**PROBLEM STATEMENT**
Select all lines holding the word "incógnitas" from the entries that follow.

**INPUT RECORDS**
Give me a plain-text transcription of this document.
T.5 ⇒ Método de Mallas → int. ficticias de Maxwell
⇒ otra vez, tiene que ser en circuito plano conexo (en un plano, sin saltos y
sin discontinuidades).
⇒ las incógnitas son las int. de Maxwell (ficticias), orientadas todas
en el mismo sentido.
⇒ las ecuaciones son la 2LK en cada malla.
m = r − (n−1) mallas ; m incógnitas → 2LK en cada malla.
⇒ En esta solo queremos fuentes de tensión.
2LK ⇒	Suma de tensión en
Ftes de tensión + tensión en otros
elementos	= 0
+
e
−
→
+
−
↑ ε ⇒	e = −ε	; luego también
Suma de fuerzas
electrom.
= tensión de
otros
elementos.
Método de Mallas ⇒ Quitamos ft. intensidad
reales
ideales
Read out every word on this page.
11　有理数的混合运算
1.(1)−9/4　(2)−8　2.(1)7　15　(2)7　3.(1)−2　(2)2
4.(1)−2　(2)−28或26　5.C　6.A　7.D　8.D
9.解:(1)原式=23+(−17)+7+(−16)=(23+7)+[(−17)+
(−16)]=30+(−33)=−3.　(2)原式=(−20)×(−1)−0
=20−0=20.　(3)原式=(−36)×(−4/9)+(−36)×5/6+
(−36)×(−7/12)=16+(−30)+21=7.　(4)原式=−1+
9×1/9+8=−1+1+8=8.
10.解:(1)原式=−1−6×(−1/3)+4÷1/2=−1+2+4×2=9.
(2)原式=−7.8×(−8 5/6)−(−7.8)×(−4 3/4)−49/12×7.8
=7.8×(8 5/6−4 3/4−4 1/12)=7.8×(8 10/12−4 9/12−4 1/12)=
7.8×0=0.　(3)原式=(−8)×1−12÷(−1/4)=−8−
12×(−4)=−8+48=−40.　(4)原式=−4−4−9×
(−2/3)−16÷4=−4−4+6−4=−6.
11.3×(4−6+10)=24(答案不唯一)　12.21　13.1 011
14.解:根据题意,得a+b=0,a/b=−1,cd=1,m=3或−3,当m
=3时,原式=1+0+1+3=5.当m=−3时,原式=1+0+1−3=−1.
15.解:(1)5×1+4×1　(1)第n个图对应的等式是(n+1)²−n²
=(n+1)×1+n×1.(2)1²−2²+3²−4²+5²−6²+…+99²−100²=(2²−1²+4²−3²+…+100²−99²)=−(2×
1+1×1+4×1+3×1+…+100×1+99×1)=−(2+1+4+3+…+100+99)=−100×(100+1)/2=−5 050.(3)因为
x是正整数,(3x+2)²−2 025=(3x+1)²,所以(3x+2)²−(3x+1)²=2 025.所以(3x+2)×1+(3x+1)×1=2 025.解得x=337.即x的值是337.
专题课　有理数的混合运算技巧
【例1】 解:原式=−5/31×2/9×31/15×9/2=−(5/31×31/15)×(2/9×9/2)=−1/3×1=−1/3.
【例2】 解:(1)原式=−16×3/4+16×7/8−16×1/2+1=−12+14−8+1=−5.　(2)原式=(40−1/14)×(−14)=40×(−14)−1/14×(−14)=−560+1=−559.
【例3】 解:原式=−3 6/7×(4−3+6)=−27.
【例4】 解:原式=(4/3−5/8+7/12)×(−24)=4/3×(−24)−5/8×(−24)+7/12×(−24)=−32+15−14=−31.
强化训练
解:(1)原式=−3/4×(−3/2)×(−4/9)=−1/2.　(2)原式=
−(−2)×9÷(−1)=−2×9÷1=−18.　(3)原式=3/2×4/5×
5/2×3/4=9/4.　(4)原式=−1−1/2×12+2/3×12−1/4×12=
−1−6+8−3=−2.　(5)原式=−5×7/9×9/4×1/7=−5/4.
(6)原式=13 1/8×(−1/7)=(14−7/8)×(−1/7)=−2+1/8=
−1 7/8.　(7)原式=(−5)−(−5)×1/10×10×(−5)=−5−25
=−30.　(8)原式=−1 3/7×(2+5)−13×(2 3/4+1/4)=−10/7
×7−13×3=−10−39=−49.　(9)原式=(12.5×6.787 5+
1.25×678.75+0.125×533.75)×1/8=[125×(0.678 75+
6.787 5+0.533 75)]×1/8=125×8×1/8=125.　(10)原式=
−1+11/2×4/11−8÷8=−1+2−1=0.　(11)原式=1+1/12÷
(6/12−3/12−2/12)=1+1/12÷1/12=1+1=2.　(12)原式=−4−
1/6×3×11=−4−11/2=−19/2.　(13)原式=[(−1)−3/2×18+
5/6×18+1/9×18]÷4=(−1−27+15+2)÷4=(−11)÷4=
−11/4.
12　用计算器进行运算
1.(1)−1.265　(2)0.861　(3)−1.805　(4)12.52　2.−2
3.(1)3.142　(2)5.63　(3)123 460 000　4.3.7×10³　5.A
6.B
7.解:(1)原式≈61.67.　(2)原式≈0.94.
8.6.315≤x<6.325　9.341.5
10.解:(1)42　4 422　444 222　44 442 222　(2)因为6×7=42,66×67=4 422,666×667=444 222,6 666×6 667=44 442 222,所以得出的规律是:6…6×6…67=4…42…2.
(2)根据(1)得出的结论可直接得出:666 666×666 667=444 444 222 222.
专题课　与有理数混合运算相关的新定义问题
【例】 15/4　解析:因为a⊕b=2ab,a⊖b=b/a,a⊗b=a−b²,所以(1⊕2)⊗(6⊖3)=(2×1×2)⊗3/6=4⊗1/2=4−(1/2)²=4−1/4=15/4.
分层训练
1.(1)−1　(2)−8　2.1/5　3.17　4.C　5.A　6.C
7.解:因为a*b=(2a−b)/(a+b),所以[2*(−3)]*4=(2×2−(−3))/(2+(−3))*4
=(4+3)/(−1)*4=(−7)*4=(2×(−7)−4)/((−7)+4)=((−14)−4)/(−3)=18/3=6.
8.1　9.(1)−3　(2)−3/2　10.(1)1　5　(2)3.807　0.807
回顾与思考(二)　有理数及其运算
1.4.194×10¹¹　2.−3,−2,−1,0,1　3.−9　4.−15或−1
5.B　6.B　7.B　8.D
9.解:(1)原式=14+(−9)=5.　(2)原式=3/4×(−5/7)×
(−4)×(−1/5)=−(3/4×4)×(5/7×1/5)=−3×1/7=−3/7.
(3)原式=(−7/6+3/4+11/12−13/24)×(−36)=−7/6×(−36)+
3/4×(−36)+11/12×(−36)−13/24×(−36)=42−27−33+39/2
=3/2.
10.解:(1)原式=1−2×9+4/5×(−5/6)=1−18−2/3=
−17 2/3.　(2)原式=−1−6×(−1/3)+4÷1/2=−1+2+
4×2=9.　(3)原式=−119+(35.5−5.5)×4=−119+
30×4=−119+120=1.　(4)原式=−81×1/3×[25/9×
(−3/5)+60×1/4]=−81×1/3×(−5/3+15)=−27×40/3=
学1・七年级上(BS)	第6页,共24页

**ANSWER FOR THIS EXERCISE**
⇒ las incógnitas son las int. de Maxwell (ficticias), orientadas todas
m = r − (n−1) mallas ; m incógnitas → 2LK en cada malla.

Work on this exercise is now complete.